Exercise description: Collect all lines from the listing that include the string "Local".

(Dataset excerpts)
● ● ● ● ● ● ●
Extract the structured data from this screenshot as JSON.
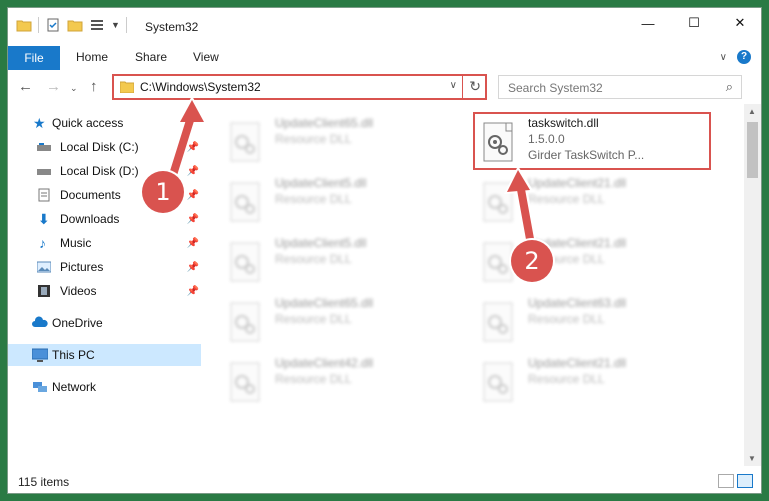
{
  "window": {
    "title": "System32",
    "controls": {
      "minimize": "—",
      "maximize": "☐",
      "close": "✕"
    }
  },
  "ribbon": {
    "tabs": [
      {
        "label": "File"
      },
      {
        "label": "Home"
      },
      {
        "label": "Share"
      },
      {
        "label": "View"
      }
    ]
  },
  "address": {
    "path": "C:\\Windows\\System32",
    "search_placeholder": "Search System32"
  },
  "sidebar": {
    "items": [
      {
        "label": "Quick access"
      },
      {
        "label": "Local Disk (C:)"
      },
      {
        "label": "Local Disk (D:)"
      },
      {
        "label": "Documents"
      },
      {
        "label": "Downloads"
      },
      {
        "label": "Music"
      },
      {
        "label": "Pictures"
      },
      {
        "label": "Videos"
      },
      {
        "label": "OneDrive"
      },
      {
        "label": "This PC"
      },
      {
        "label": "Network"
      }
    ]
  },
  "files": {
    "left": [
      {
        "name": "UpdateClient65.dll",
        "desc": "Resource DLL"
      },
      {
        "name": "UpdateClient5.dll",
        "desc": "Resource DLL"
      },
      {
        "name": "UpdateClient5.dll",
        "desc": "Resource DLL"
      },
      {
        "name": "UpdateClient65.dll",
        "desc": "Resource DLL"
      },
      {
        "name": "UpdateClient42.dll",
        "desc": "Resource DLL"
      }
    ],
    "right": [
      {
        "name": "taskswitch.dll",
        "version": "1.5.0.0",
        "desc": "Girder TaskSwitch P..."
      },
      {
        "name": "UpdateClient21.dll",
        "desc": "Resource DLL"
      },
      {
        "name": "UpdateClient21.dll",
        "desc": "Resource DLL"
      },
      {
        "name": "UpdateClient63.dll",
        "desc": "Resource DLL"
      },
      {
        "name": "UpdateClient21.dll",
        "desc": "Resource DLL"
      }
    ]
  },
  "status": {
    "item_count": "115 items"
  },
  "annotations": {
    "step1": "1",
    "step2": "2",
    "accent": "#d9534f"
  }
}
● ● ● ● ● ● ●
Result of the exercise:
        "label": "Local Disk (C:)"
        "label": "Local Disk (D:)"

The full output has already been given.